→ Required work
Write out the whole reflection on wilderness journeys below, word for word. Leave out the entries that follow it.

Journeys through a wilderness, whether long and far, or near and short, are often a search for such a moment.  I have spent much of my life journeying through such places, seeking them out.  When I worked in the desert, however, I learned that it was as important to be able to find your way out of the wilderness as into it.  We always created the fire, the safe place to return to in case we might get lost.

Every wilderness experience, also needs a home-coming. Every Lenten journey needs a resurrection.    

And actually just thinking about that now, rather than just staying here in the shepherd’s hut, we should go for a walk into this little wilderness.

Any place where we feel on the edge can be magnificent but it can also be terrible.  Coming here I climbed the gate feeling elated, a little time out from the world. I think of the people past and present who have made it possible for me to have this space, I’m filled with affection for those who’ve guided me through the deserts I have travelled and love for my family with whom I share this place.

But there is more to this wilderness as well, so now I am going to turn away from the light seductively hanging in the window and take you deeper inside.

→ Data extract
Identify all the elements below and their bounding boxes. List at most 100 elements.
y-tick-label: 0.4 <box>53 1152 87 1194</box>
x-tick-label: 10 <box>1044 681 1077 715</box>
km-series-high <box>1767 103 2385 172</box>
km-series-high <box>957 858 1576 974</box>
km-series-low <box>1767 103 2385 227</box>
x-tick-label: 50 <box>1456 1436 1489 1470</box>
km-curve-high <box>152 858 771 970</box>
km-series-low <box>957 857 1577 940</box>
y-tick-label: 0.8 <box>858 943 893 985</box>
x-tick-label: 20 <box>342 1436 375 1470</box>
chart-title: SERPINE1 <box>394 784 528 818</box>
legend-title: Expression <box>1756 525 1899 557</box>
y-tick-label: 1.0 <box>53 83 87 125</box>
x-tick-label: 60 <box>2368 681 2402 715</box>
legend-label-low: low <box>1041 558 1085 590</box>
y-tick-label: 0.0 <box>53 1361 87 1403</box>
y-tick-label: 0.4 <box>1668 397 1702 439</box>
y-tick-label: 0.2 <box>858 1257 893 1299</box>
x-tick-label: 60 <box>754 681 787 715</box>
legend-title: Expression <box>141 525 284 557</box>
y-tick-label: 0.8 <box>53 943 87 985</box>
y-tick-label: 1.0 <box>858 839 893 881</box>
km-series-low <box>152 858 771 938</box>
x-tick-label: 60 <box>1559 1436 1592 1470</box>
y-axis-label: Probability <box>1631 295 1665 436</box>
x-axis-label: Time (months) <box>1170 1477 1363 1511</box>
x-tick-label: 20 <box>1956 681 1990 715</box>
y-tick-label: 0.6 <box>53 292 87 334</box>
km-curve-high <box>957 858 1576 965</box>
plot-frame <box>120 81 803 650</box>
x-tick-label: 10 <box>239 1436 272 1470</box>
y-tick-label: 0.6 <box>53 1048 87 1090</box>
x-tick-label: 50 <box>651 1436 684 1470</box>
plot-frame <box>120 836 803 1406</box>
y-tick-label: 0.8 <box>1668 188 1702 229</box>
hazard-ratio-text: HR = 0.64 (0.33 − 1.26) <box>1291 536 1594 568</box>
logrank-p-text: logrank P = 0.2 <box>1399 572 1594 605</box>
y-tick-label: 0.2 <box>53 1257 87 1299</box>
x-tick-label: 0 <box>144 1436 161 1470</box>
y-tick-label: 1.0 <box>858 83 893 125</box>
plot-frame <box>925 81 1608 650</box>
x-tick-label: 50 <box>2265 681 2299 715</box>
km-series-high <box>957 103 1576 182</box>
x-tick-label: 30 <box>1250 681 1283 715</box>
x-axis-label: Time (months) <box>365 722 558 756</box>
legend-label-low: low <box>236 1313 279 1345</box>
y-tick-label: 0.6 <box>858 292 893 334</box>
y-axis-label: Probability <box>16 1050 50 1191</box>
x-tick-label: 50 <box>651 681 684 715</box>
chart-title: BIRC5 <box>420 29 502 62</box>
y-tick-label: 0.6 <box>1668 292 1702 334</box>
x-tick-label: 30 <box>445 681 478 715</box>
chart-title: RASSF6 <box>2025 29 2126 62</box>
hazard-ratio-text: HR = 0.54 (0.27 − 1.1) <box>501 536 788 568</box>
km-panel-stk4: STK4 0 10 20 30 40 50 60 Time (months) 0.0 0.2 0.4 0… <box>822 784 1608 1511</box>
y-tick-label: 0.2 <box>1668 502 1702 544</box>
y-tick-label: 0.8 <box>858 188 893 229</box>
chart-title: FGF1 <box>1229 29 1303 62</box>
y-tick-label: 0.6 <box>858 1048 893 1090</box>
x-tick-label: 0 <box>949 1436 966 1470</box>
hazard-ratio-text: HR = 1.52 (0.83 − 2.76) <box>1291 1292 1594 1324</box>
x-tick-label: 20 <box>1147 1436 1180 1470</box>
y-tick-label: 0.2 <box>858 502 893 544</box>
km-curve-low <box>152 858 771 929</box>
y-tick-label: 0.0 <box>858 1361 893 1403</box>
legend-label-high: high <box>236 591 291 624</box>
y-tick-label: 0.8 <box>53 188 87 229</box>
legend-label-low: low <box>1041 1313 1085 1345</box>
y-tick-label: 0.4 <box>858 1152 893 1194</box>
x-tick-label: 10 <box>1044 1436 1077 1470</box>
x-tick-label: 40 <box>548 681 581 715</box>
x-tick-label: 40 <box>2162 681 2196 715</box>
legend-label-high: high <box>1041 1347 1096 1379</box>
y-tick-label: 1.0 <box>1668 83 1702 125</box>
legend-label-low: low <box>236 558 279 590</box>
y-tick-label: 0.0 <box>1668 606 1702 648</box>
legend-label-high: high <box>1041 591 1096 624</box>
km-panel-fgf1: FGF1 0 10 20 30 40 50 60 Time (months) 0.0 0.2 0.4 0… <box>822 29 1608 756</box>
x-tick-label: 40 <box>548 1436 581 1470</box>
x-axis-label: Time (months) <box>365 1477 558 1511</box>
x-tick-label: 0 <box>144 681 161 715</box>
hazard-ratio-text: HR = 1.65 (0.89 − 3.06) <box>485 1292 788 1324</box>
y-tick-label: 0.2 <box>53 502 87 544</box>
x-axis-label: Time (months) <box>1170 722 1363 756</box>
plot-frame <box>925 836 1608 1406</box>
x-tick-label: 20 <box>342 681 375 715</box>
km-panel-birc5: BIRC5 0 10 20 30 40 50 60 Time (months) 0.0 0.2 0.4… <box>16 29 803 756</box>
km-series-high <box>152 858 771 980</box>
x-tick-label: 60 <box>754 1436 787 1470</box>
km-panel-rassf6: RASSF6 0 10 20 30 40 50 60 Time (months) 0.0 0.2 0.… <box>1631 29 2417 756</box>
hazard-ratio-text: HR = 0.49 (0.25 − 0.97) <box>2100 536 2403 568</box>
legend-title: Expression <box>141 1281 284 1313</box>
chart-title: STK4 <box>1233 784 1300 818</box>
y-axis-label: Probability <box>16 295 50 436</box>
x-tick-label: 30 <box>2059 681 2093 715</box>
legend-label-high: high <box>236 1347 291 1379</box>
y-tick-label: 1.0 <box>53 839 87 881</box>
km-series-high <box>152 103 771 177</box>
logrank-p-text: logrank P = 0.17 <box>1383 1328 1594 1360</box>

→ Task result
Journeys through a wilderness, whether long and far, or near and short, are often a search for such a moment.  I have spent much of my life journeying through such places, seeking them out.  When I worked in the desert, however, I learned that it was as important to be able to find your way out of the wilderness as into it.  We always created the fire, the safe place to return to in case we might get lost.

Every wilderness experience, also needs a home-coming. Every Lenten journey needs a resurrection.    

And actually just thinking about that now, rather than just staying here in the shepherd’s hut, we should go for a walk into this little wilderness.

Any place where we feel on the edge can be magnificent but it can also be terrible.  Coming here I climbed the gate feeling elated, a little time out from the world. I think of the people past and present who have made it possible for me to have this space, I’m filled with affection for those who’ve guided me through the deserts I have travelled and love for my family with whom I share this place.

But there is more to this wilderness as well, so now I am going to turn away from the light seductively hanging in the window and take you deeper inside.